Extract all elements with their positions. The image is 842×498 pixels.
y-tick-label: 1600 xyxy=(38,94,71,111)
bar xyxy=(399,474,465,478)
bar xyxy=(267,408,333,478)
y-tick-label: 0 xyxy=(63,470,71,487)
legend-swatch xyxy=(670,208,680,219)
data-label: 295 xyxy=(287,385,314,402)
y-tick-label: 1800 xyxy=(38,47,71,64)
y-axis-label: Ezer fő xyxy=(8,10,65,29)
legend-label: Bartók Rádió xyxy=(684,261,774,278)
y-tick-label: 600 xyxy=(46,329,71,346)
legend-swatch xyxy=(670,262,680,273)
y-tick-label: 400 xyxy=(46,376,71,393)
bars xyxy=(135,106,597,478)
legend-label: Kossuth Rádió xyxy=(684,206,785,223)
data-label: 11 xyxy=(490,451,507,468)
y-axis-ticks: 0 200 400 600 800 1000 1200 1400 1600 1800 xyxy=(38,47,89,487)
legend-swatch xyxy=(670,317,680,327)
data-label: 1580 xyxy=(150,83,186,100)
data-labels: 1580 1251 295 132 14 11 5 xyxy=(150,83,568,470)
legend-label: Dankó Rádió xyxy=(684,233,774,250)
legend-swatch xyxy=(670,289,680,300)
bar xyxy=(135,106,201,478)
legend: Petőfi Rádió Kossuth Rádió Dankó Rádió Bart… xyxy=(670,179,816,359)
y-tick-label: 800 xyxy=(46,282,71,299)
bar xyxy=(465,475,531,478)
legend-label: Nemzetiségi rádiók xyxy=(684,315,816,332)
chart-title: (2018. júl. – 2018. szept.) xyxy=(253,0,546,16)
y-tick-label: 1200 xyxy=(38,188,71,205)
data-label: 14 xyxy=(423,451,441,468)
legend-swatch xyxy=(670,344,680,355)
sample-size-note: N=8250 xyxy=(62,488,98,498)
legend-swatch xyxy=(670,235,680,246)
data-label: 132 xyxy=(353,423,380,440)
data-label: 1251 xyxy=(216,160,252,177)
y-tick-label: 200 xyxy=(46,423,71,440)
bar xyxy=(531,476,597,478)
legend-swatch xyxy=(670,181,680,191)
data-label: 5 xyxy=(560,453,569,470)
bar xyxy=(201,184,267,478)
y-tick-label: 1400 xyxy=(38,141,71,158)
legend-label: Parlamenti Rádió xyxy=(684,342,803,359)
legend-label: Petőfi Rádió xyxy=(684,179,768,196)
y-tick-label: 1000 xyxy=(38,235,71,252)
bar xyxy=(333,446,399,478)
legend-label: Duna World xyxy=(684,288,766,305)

......

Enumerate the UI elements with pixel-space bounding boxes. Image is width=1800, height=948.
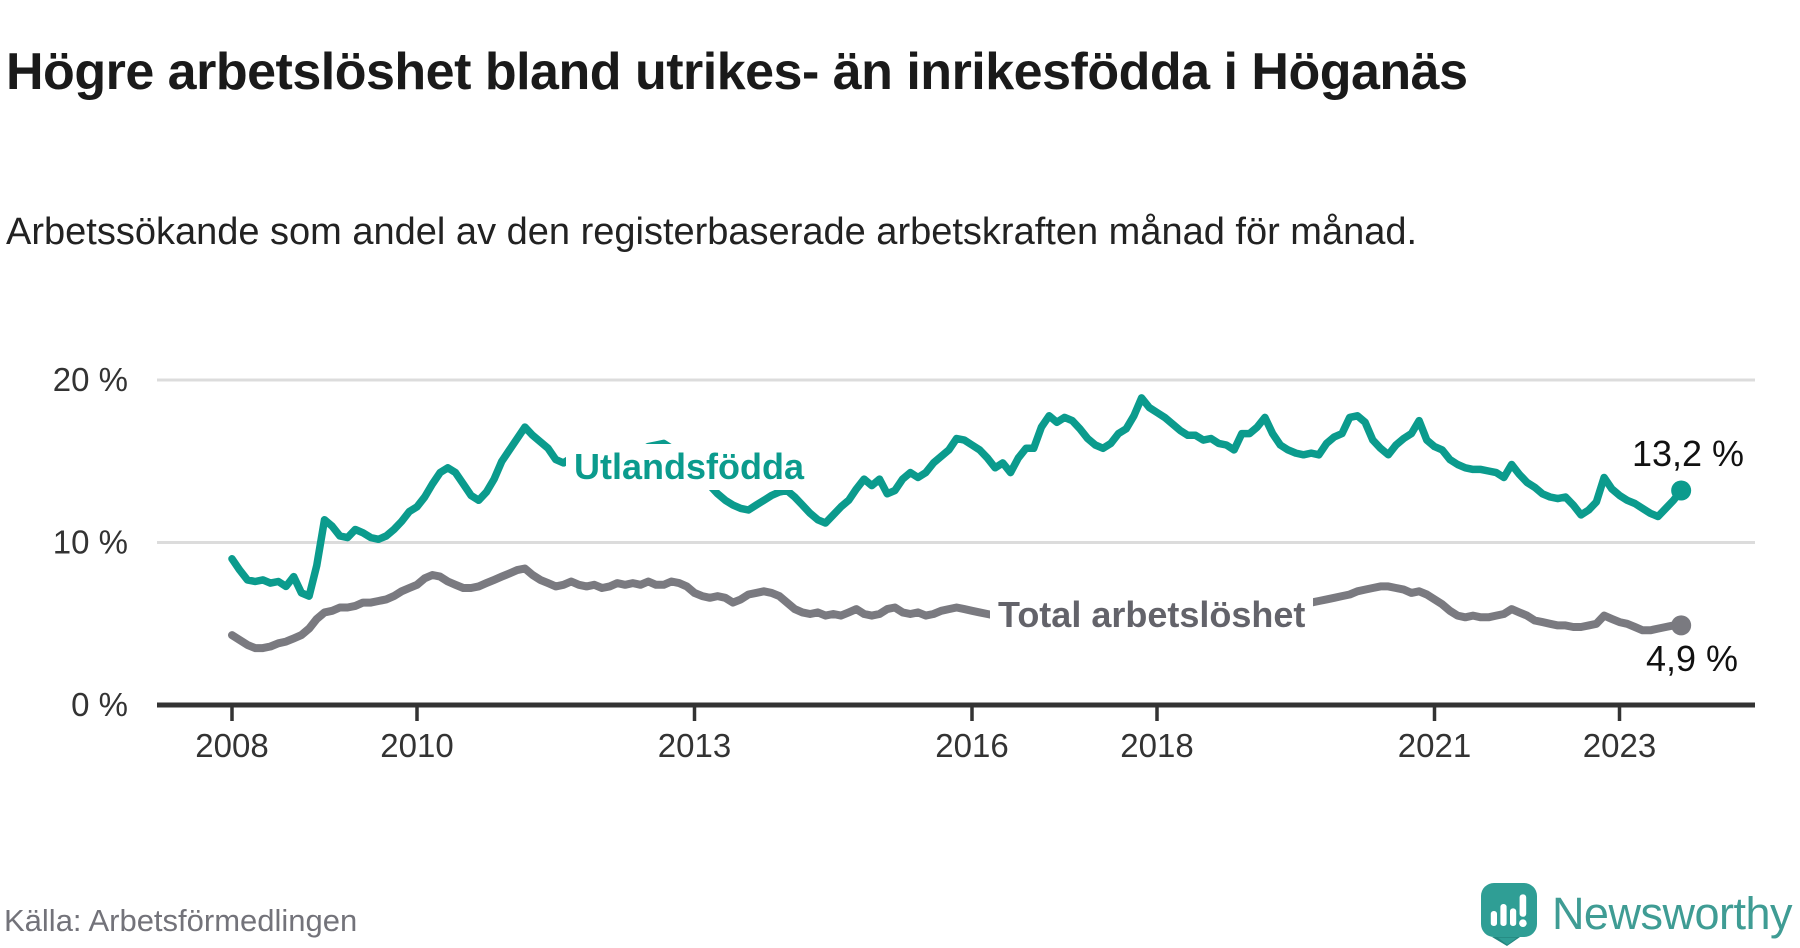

......

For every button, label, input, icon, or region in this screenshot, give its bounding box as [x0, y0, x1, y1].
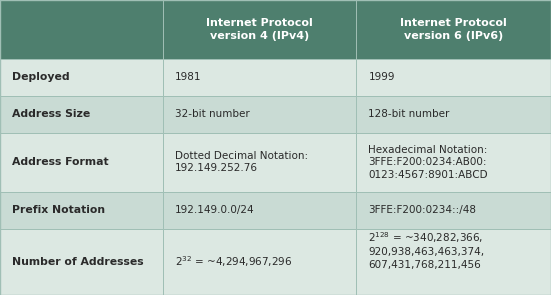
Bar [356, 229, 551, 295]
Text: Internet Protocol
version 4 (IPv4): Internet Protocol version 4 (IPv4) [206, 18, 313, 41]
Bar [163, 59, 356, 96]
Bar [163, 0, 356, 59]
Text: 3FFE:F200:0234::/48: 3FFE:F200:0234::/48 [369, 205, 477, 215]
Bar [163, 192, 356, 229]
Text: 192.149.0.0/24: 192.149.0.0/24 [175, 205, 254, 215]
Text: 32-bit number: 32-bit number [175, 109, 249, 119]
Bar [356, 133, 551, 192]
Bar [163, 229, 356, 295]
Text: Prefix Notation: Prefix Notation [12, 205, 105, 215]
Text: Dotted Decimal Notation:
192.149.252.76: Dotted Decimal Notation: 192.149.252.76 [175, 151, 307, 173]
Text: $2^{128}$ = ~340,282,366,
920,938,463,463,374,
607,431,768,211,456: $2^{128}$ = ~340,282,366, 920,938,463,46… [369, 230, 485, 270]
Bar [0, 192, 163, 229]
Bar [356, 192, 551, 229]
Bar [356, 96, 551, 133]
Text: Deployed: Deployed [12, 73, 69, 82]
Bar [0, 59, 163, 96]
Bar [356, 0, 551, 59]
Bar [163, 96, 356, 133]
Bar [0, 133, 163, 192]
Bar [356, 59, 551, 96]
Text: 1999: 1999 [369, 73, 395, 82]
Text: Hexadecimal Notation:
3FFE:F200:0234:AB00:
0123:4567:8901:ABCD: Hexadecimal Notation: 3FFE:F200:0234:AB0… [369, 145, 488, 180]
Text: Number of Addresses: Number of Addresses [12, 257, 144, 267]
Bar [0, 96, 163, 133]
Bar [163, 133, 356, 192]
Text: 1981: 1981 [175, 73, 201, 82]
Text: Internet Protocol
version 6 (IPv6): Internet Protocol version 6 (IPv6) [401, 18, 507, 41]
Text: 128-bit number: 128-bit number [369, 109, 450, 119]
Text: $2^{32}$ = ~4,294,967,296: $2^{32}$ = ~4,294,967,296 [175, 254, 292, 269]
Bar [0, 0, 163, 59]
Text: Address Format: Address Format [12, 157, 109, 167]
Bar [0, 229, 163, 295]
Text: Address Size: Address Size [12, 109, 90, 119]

......

Task to complete =>
Render the material from the line containing "Extract all elements" through the line containing "sample-size-note: N=8250 xyxy=(62,488,98,498)", both included, as a numbered list with blank lines omitted.

Exercise answer =>
1. Extract all elements with their positions. The image is 842×498 pixels.
2. y-tick-label: 1600 xyxy=(38,94,71,111)
3. bar xyxy=(399,474,465,478)
4. bar xyxy=(267,408,333,478)
5. y-tick-label: 0 xyxy=(63,470,71,487)
6. legend-swatch xyxy=(670,208,680,219)
7. data-label: 295 xyxy=(287,385,314,402)
8. y-tick-label: 1800 xyxy=(38,47,71,64)
9. y-axis-label: Ezer fő xyxy=(8,10,65,29)
10. legend-label: Bartók Rádió xyxy=(684,261,774,278)
11. y-tick-label: 600 xyxy=(46,329,71,346)
12. legend-swatch xyxy=(670,262,680,273)
13. y-tick-label: 400 xyxy=(46,376,71,393)
14. bars xyxy=(135,106,597,478)
15. legend-label: Kossuth Rádió xyxy=(684,206,785,223)
16. data-label: 11 xyxy=(490,451,507,468)
17. y-axis-ticks: 0 200 400 600 800 1000 1200 1400 1600 1800 xyxy=(38,47,89,487)
18. legend-swatch xyxy=(670,317,680,327)
19. data-label: 1580 xyxy=(150,83,186,100)
20. data-labels: 1580 1251 295 132 14 11 5 xyxy=(150,83,568,470)
21. legend-label: Dankó Rádió xyxy=(684,233,774,250)
22. legend-swatch xyxy=(670,289,680,300)
23. bar xyxy=(135,106,201,478)
24. legend: Petőfi Rádió Kossuth Rádió Dankó Rádió Bart… xyxy=(670,179,816,359)
25. y-tick-label: 800 xyxy=(46,282,71,299)
26. bar xyxy=(465,475,531,478)
27. legend-label: Nemzetiségi rádiók xyxy=(684,315,816,332)
28. chart-title: (2018. júl. – 2018. szept.) xyxy=(253,0,546,16)
29. y-tick-label: 1200 xyxy=(38,188,71,205)
30. data-label: 14 xyxy=(423,451,441,468)
31. legend-swatch xyxy=(670,344,680,355)
32. sample-size-note: N=8250 xyxy=(62,488,98,498)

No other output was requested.